→ **SHORT PROBLEM**:
Go through the entries and count the lines with the string "وزیراعظم" in them. Give only that number.

→ **RECORD SET**:
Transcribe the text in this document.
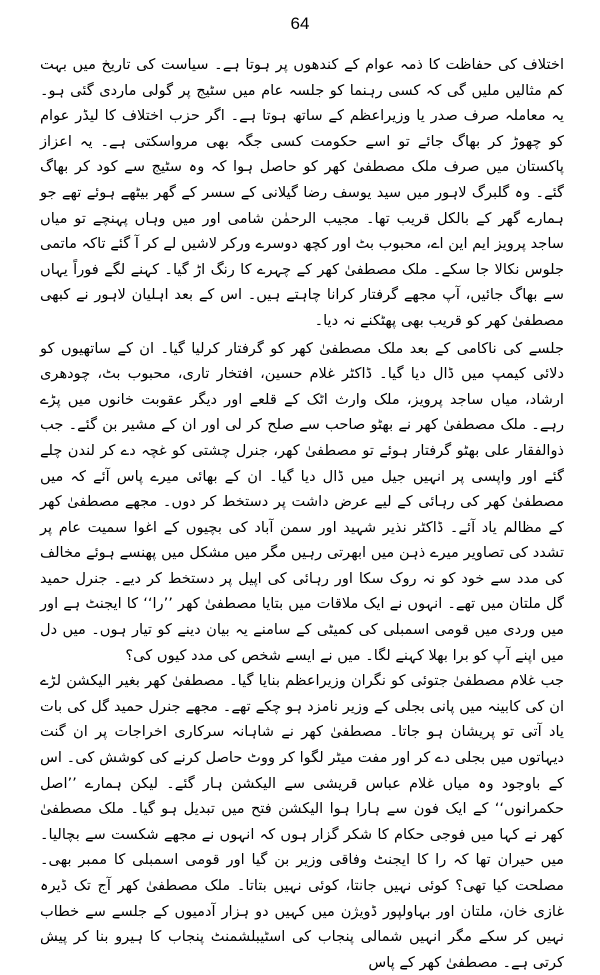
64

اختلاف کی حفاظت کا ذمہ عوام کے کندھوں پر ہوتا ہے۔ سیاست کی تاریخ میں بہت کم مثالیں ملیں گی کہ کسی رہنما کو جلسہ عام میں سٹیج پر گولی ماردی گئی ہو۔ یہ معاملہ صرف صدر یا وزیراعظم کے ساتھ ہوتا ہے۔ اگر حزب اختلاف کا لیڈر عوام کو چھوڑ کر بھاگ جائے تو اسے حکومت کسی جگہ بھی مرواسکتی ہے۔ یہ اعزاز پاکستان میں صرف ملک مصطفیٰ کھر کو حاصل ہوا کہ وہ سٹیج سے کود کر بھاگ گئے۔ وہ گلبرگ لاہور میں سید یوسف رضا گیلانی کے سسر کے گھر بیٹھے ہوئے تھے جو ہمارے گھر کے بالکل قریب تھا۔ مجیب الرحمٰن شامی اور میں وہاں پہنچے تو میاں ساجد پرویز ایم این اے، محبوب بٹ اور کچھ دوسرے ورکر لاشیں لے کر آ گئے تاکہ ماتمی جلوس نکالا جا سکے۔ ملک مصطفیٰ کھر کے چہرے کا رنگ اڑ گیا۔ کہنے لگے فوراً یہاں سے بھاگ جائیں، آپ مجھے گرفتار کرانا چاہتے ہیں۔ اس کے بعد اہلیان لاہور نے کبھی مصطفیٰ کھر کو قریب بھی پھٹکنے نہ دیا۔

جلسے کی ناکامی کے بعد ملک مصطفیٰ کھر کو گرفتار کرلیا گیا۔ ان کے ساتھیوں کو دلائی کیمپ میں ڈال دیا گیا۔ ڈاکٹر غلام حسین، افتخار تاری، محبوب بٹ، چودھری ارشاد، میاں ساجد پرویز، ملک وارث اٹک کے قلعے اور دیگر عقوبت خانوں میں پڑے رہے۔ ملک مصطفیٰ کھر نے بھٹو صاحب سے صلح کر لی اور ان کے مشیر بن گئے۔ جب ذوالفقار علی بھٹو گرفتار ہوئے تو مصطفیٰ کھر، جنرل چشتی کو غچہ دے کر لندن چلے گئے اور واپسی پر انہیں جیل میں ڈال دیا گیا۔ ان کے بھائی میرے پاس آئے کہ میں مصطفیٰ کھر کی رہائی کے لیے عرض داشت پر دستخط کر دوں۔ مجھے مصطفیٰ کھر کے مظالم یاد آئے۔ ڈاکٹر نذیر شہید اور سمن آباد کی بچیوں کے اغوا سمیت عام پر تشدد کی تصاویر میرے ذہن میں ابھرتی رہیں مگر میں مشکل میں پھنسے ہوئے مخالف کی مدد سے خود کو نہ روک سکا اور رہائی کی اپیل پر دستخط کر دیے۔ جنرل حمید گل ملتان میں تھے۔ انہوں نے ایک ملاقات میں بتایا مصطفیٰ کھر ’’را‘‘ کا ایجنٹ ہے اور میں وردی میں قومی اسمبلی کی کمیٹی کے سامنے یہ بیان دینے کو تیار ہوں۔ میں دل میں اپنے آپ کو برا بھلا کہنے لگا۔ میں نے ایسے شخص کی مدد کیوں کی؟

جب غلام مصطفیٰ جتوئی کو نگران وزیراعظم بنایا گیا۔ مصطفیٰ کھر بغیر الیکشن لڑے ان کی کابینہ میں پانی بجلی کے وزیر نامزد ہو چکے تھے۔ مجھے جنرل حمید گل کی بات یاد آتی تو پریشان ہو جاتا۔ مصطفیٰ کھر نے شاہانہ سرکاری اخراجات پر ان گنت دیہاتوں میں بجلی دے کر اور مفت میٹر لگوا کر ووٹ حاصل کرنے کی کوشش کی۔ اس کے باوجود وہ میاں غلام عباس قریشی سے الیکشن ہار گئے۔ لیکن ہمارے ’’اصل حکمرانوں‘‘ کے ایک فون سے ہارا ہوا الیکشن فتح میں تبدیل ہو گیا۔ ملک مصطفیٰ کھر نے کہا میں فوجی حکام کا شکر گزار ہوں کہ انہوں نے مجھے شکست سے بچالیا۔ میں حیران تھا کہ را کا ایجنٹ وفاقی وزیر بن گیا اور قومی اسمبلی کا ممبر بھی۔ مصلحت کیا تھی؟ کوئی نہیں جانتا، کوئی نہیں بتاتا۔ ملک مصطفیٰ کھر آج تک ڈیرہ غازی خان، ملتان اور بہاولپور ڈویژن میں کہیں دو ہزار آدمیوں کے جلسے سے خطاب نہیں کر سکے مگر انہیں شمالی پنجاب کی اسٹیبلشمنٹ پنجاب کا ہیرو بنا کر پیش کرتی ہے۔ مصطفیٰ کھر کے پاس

---

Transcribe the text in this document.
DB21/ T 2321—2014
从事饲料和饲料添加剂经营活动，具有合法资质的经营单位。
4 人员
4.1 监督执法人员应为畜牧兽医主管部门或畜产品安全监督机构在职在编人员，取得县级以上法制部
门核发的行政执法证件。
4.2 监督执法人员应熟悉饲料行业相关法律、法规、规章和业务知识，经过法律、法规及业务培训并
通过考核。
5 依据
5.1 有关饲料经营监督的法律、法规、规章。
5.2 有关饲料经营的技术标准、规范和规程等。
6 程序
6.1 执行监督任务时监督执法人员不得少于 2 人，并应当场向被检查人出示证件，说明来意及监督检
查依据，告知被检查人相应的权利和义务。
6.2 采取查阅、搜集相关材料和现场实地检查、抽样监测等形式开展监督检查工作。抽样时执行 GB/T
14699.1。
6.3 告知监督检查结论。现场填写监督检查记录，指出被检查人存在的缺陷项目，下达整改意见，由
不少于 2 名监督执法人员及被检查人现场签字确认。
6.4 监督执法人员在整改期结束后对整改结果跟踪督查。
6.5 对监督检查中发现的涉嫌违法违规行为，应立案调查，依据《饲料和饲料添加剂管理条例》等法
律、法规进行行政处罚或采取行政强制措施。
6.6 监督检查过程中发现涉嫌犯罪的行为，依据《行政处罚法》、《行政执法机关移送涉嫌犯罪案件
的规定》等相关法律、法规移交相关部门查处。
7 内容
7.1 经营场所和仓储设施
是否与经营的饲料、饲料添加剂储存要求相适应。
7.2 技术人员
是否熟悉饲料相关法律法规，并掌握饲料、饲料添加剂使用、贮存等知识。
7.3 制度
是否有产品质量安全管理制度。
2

→ **FINAL ANSWER**:
2